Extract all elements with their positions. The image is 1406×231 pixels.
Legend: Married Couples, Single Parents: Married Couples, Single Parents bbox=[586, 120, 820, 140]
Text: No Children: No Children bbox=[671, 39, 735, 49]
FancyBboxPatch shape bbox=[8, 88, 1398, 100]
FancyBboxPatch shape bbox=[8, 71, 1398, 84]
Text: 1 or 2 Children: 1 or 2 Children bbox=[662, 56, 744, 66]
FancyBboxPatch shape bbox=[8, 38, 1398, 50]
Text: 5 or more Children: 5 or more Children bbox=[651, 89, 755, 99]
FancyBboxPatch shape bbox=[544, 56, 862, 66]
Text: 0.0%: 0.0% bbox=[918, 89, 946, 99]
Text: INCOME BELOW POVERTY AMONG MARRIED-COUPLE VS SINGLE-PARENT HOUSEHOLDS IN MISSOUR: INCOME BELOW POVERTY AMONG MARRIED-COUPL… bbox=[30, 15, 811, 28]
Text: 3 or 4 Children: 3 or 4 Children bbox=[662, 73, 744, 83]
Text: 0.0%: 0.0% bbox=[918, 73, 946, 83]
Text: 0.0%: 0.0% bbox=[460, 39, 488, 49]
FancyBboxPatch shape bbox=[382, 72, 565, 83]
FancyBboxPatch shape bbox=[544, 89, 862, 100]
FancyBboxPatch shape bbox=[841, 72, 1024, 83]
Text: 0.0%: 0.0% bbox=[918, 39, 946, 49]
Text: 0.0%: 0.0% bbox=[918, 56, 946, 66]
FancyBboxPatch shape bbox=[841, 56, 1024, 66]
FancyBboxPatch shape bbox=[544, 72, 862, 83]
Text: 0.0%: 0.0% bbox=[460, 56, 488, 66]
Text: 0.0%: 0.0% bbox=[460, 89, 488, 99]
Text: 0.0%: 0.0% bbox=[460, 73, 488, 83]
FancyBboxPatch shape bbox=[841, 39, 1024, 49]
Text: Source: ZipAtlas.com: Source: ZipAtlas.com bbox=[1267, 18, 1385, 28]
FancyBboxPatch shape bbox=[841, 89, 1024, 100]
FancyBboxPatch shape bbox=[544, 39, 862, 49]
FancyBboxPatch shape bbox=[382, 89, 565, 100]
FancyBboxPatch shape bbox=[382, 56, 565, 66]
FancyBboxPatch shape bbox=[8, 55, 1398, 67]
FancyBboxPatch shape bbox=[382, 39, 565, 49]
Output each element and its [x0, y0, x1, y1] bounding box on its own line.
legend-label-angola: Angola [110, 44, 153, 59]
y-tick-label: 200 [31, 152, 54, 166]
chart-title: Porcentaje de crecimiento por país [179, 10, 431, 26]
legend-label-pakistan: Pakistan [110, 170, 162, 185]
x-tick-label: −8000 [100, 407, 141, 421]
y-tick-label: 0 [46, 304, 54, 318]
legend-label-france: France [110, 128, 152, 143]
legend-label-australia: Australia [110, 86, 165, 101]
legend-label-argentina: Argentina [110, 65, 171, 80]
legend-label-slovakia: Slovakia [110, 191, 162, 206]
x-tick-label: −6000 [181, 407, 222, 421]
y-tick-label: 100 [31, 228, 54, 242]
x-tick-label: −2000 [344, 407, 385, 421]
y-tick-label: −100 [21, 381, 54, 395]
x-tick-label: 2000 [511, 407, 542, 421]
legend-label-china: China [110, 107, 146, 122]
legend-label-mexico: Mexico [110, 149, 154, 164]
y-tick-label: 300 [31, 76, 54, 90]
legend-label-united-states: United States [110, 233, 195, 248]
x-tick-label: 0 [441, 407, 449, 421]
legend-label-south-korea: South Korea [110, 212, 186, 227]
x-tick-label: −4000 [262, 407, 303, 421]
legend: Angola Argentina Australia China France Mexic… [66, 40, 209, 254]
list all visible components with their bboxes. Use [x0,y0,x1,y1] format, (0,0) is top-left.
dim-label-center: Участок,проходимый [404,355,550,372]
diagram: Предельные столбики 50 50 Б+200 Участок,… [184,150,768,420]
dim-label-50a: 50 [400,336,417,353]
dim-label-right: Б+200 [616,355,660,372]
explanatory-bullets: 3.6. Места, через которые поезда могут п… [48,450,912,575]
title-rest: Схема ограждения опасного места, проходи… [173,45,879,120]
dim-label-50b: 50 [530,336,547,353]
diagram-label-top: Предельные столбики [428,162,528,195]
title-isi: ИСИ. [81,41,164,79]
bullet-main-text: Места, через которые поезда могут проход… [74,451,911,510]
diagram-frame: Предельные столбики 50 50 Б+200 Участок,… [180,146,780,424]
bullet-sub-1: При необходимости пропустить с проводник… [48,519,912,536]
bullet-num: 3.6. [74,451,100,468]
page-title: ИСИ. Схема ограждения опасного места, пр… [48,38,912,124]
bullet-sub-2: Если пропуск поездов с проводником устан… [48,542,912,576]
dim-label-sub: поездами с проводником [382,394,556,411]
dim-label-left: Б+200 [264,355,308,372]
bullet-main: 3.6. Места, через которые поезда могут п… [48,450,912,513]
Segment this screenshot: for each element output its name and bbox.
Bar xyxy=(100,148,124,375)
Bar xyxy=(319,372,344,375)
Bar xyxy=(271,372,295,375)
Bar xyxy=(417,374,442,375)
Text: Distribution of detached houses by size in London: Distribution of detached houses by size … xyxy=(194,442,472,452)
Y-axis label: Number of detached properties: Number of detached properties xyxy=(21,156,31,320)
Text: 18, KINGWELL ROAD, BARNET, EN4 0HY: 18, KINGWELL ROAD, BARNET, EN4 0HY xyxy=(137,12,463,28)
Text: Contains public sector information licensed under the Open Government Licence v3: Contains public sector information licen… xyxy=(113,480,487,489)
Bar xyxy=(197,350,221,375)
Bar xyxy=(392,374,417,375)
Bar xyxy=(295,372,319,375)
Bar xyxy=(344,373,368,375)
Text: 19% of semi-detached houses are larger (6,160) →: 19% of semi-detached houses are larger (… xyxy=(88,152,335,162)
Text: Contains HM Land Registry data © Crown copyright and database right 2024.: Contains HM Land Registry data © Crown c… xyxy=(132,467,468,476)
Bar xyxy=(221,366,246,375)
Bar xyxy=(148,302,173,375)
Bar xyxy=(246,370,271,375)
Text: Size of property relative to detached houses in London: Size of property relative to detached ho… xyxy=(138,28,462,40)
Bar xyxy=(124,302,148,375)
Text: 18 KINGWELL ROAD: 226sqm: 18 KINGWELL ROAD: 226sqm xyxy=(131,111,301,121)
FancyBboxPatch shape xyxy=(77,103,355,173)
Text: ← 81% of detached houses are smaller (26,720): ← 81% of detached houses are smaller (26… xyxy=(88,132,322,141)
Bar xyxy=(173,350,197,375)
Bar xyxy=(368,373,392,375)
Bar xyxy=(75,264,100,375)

▶ **Short problem**
Set out every line of the records above as a numbered list, skipping any blank lines.

▶ **Written response**
1. Extract all elements with their positions. The image is 1406×231 pixels.
2. Legend: Married Couples, Single Parents: Married Couples, Single Parents bbox=[586, 120, 820, 140]
3. Text: No Children: No Children bbox=[671, 39, 735, 49]
4. FancyBboxPatch shape bbox=[8, 88, 1398, 100]
5. FancyBboxPatch shape bbox=[8, 71, 1398, 84]
6. Text: 1 or 2 Children: 1 or 2 Children bbox=[662, 56, 744, 66]
7. FancyBboxPatch shape bbox=[8, 38, 1398, 50]
8. Text: 5 or more Children: 5 or more Children bbox=[651, 89, 755, 99]
9. FancyBboxPatch shape bbox=[544, 56, 862, 66]
10. Text: 0.0%: 0.0% bbox=[918, 89, 946, 99]
11. Text: INCOME BELOW POVERTY AMONG MARRIED-COUPLE VS SINGLE-PARENT HOUSEHOLDS IN MISSOUR: INCOME BELOW POVERTY AMONG MARRIED-COUPL… bbox=[30, 15, 811, 28]
12. Text: 3 or 4 Children: 3 or 4 Children bbox=[662, 73, 744, 83]
13. Text: 0.0%: 0.0% bbox=[918, 73, 946, 83]
14. Text: 0.0%: 0.0% bbox=[460, 39, 488, 49]
15. FancyBboxPatch shape bbox=[382, 72, 565, 83]
16. FancyBboxPatch shape bbox=[544, 89, 862, 100]
17. FancyBboxPatch shape bbox=[841, 72, 1024, 83]
18. Text: 0.0%: 0.0% bbox=[918, 39, 946, 49]
19. Text: 0.0%: 0.0% bbox=[918, 56, 946, 66]
20. FancyBboxPatch shape bbox=[841, 56, 1024, 66]
21. FancyBboxPatch shape bbox=[544, 72, 862, 83]
22. Text: 0.0%: 0.0% bbox=[460, 56, 488, 66]
23. Text: 0.0%: 0.0% bbox=[460, 89, 488, 99]
24. Text: 0.0%: 0.0% bbox=[460, 73, 488, 83]
25. FancyBboxPatch shape bbox=[841, 39, 1024, 49]
26. Text: Source: ZipAtlas.com: Source: ZipAtlas.com bbox=[1267, 18, 1385, 28]
27. FancyBboxPatch shape bbox=[841, 89, 1024, 100]
28. FancyBboxPatch shape bbox=[544, 39, 862, 49]
29. FancyBboxPatch shape bbox=[382, 89, 565, 100]
30. FancyBboxPatch shape bbox=[382, 56, 565, 66]
31. FancyBboxPatch shape bbox=[8, 55, 1398, 67]
32. FancyBboxPatch shape bbox=[382, 39, 565, 49]
33. Output each element and its [x0, y0, x1, y1] bounding box on its own line.
34. legend-label-angola: Angola [110, 44, 153, 59]
35. y-tick-label: 200 [31, 152, 54, 166]
36. chart-title: Porcentaje de crecimiento por país [179, 10, 431, 26]
37. legend-label-pakistan: Pakistan [110, 170, 162, 185]
38. x-tick-label: −8000 [100, 407, 141, 421]
39. y-tick-label: 0 [46, 304, 54, 318]
40. legend-label-france: France [110, 128, 152, 143]
41. legend-label-australia: Australia [110, 86, 165, 101]
42. legend-label-argentina: Argentina [110, 65, 171, 80]
43. legend-label-slovakia: Slovakia [110, 191, 162, 206]
44. x-tick-label: −6000 [181, 407, 222, 421]
45. y-tick-label: 100 [31, 228, 54, 242]
46. x-tick-label: −2000 [344, 407, 385, 421]
47. y-tick-label: −100 [21, 381, 54, 395]
48. x-tick-label: 2000 [511, 407, 542, 421]
49. legend-label-china: China [110, 107, 146, 122]
50. legend-label-mexico: Mexico [110, 149, 154, 164]
51. y-tick-label: 300 [31, 76, 54, 90]
52. legend-label-united-states: United States [110, 233, 195, 248]
53. x-tick-label: 0 [441, 407, 449, 421]
54. legend-label-south-korea: South Korea [110, 212, 186, 227]
55. x-tick-label: −4000 [262, 407, 303, 421]
56. legend: Angola Argentina Australia China France Mexic… [66, 40, 209, 254]
57. list all visible components with their bboxes. Use [x0,y0,x1,y1] format, (0,0) is top-left.
58. dim-label-center: Участок,проходимый [404,355,550,372]
59. diagram: Предельные столбики 50 50 Б+200 Участок,… [184,150,768,420]
60. dim-label-50a: 50 [400,336,417,353]
61. dim-label-right: Б+200 [616,355,660,372]
62. explanatory-bullets: 3.6. Места, через которые поезда могут п… [48,450,912,575]
63. title-rest: Схема ограждения опасного места, проходи… [173,45,879,120]
64. dim-label-50b: 50 [530,336,547,353]
65. diagram-label-top: Предельные столбики [428,162,528,195]
66. title-isi: ИСИ. [81,41,164,79]
67. bullet-main-text: Места, через которые поезда могут проход… [74,451,911,510]
68. diagram-frame: Предельные столбики 50 50 Б+200 Участок,… [180,146,780,424]
69. bullet-sub-1: При необходимости пропустить с проводник… [48,519,912,536]
70. bullet-num: 3.6. [74,451,100,468]
71. page-title: ИСИ. Схема ограждения опасного места, пр… [48,38,912,124]
72. bullet-sub-2: Если пропуск поездов с проводником устан… [48,542,912,576]
73. dim-label-sub: поездами с проводником [382,394,556,411]
74. dim-label-left: Б+200 [264,355,308,372]
75. bullet-main: 3.6. Места, через которые поезда могут п… [48,450,912,513]
76. Segment this screenshot: for each element output its name and bbox.
77. Bar xyxy=(100,148,124,375)
78. Bar xyxy=(319,372,344,375)
79. Bar xyxy=(271,372,295,375)
80. Bar xyxy=(417,374,442,375)
81. Text: Distribution of detached houses by size in London: Distribution of detached houses by size … xyxy=(194,442,472,452)
82. Y-axis label: Number of detached properties: Number of detached properties xyxy=(21,156,31,320)
83. Text: 18, KINGWELL ROAD, BARNET, EN4 0HY: 18, KINGWELL ROAD, BARNET, EN4 0HY xyxy=(137,12,463,28)
84. Text: Contains public sector information licensed under the Open Government Licence v3: Contains public sector information licen… xyxy=(113,480,487,489)
85. Bar xyxy=(197,350,221,375)
86. Bar xyxy=(392,374,417,375)
87. Bar xyxy=(295,372,319,375)
88. Bar xyxy=(344,373,368,375)
89. Text: 19% of semi-detached houses are larger (6,160) →: 19% of semi-detached houses are larger (… xyxy=(88,152,335,162)
90. Text: Contains HM Land Registry data © Crown copyright and database right 2024.: Contains HM Land Registry data © Crown c… xyxy=(132,467,468,476)
91. Bar xyxy=(221,366,246,375)
92. Bar xyxy=(148,302,173,375)
93. Bar xyxy=(246,370,271,375)
94. Text: Size of property relative to detached houses in London: Size of property relative to detached ho… xyxy=(138,28,462,40)
95. Bar xyxy=(124,302,148,375)
96. Text: 18 KINGWELL ROAD: 226sqm: 18 KINGWELL ROAD: 226sqm xyxy=(131,111,301,121)
97. FancyBboxPatch shape xyxy=(77,103,355,173)
98. Text: ← 81% of detached houses are smaller (26,720): ← 81% of detached houses are smaller (26… xyxy=(88,132,322,141)
99. Bar xyxy=(173,350,197,375)
100. Bar xyxy=(368,373,392,375)
101. Bar xyxy=(75,264,100,375)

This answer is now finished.